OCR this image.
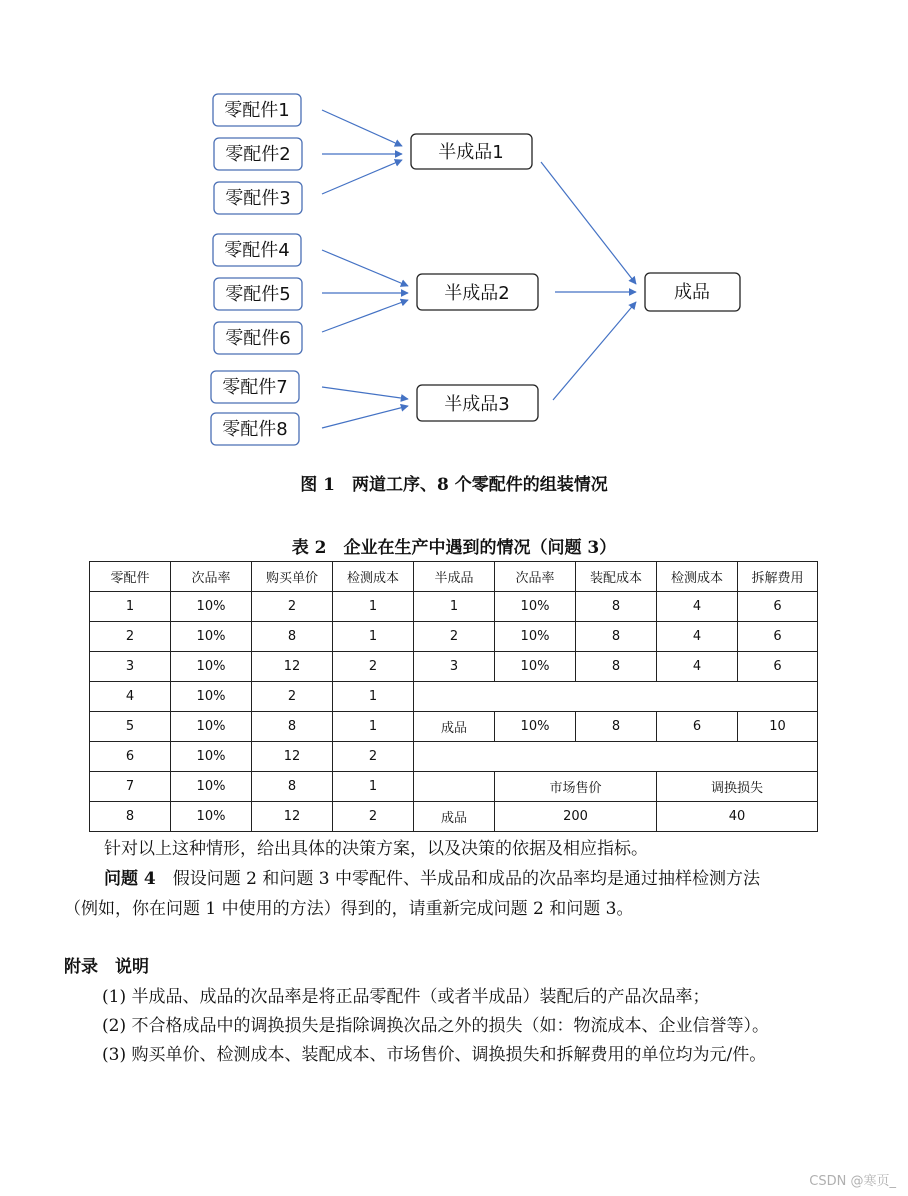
零配件1
零配件2
零配件3
零配件4
零配件5
零配件6
零配件7
零配件8
半成品1
半成品2
半成品3
成品
图 1　两道工序、8 个零配件的组装情况
表 2　企业在生产中遇到的情况（问题 3）
零配件	次品率	购买单价	检测成本	半成品	次品率	装配成本	检测成本	拆解费用
1	10%	2	1	1	10%	8	4	6
2	10%	8	1	2	10%	8	4	6
3	10%	12	2	3	10%	8	4	6
4	10%	2	1					
5	10%	8	1	成品	10%	8	6	10
6	10%	12	2					
7	10%	8	1		市场售价		调换损失	
8	10%	12	2	成品	200		40	

针对以上这种情形，给出具体的决策方案，以及决策的依据及相应指标。

问题 4　假设问题 2 和问题 3 中零配件、半成品和成品的次品率均是通过抽样检测方法

（例如，你在问题 1 中使用的方法）得到的，请重新完成问题 2 和问题 3。

附录　说明

(1) 半成品、成品的次品率是将正品零配件（或者半成品）装配后的产品次品率；

(2) 不合格成品中的调换损失是指除调换次品之外的损失（如：物流成本、企业信誉等）。

(3) 购买单价、检测成本、装配成本、市场售价、调换损失和拆解费用的单位均为元/件。

CSDN @寒页_
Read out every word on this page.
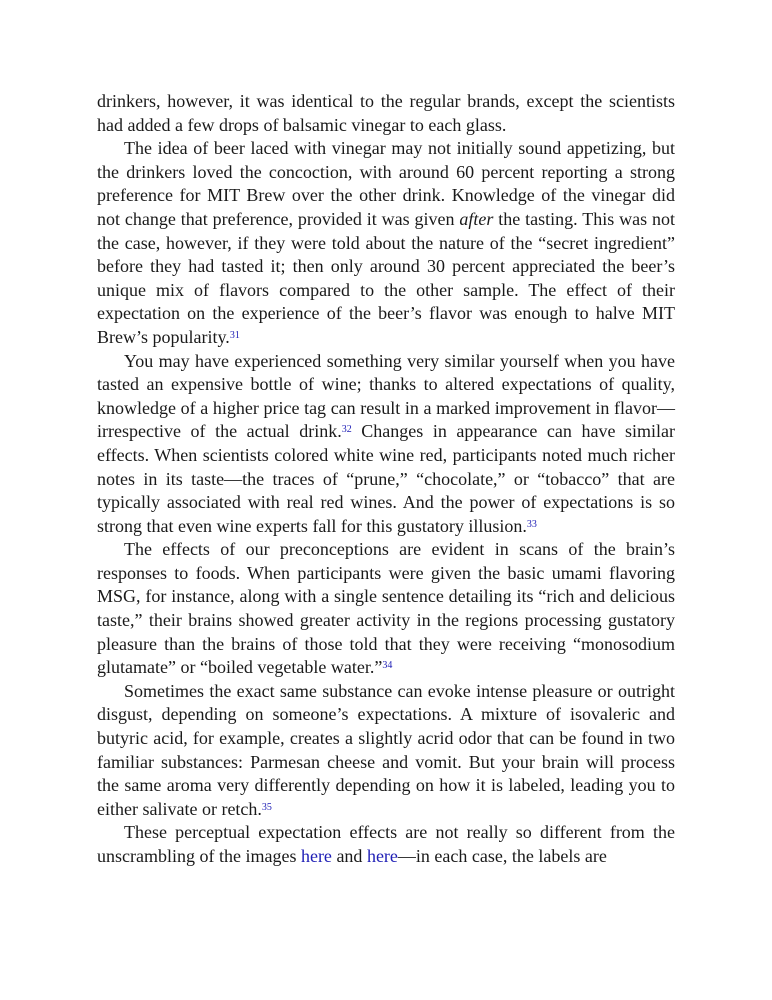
drinkers, however, it was identical to the regular brands, except the scientists had added a few drops of balsamic vinegar to each glass.

The idea of beer laced with vinegar may not initially sound appetizing, but the drinkers loved the concoction, with around 60 percent reporting a strong preference for MIT Brew over the other drink. Knowledge of the vinegar did not change that preference, provided it was given after the tasting. This was not the case, however, if they were told about the nature of the “secret ingredient” before they had tasted it; then only around 30 percent appreciated the beer’s unique mix of flavors compared to the other sample. The effect of their expectation on the experience of the beer’s flavor was enough to halve MIT Brew’s popularity.$^{31}$

You may have experienced something very similar yourself when you have tasted an expensive bottle of wine; thanks to altered expectations of quality, knowledge of a higher price tag can result in a marked improvement in flavor—irrespective of the actual drink.$^{32}$ Changes in appearance can have similar effects. When scientists colored white wine red, participants noted much richer notes in its taste—the traces of “prune,” “chocolate,” or “tobacco” that are typically associated with real red wines. And the power of expectations is so strong that even wine experts fall for this gustatory illusion.$^{33}$

The effects of our preconceptions are evident in scans of the brain’s responses to foods. When participants were given the basic umami flavoring MSG, for instance, along with a single sentence detailing its “rich and delicious taste,” their brains showed greater activity in the regions processing gustatory pleasure than the brains of those told that they were receiving “monosodium glutamate” or “boiled vegetable water.”$^{34}$

Sometimes the exact same substance can evoke intense pleasure or outright disgust, depending on someone’s expectations. A mixture of isovaleric and butyric acid, for example, creates a slightly acrid odor that can be found in two familiar substances: Parmesan cheese and vomit. But your brain will process the same aroma very differently depending on how it is labeled, leading you to either salivate or retch.$^{35}$

These perceptual expectation effects are not really so different from the unscrambling of the images here and here—in each case, the labels are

###

Task description →
Return every line from the records above that holds the word "expectations".

Finished answer →
You may have experienced something very similar yourself when you have tasted an expensive bottle of wine; thanks to altered expectations of quality, knowledge of a higher price tag can result in a marked improvement in flavor—irrespective of the actual drink.$^{32}$ Changes in appearance can have similar effects. When scientists colored white wine red, participants noted much richer notes in its taste—the traces of “prune,” “chocolate,” or “tobacco” that are typically associated with real red wines. And the power of expectations is so strong that even wine experts fall for this gustatory illusion.$^{33}$
Sometimes the exact same substance can evoke intense pleasure or outright disgust, depending on someone’s expectations. A mixture of isovaleric and butyric acid, for example, creates a slightly acrid odor that can be found in two familiar substances: Parmesan cheese and vomit. But your brain will process the same aroma very differently depending on how it is labeled, leading you to either salivate or retch.$^{35}$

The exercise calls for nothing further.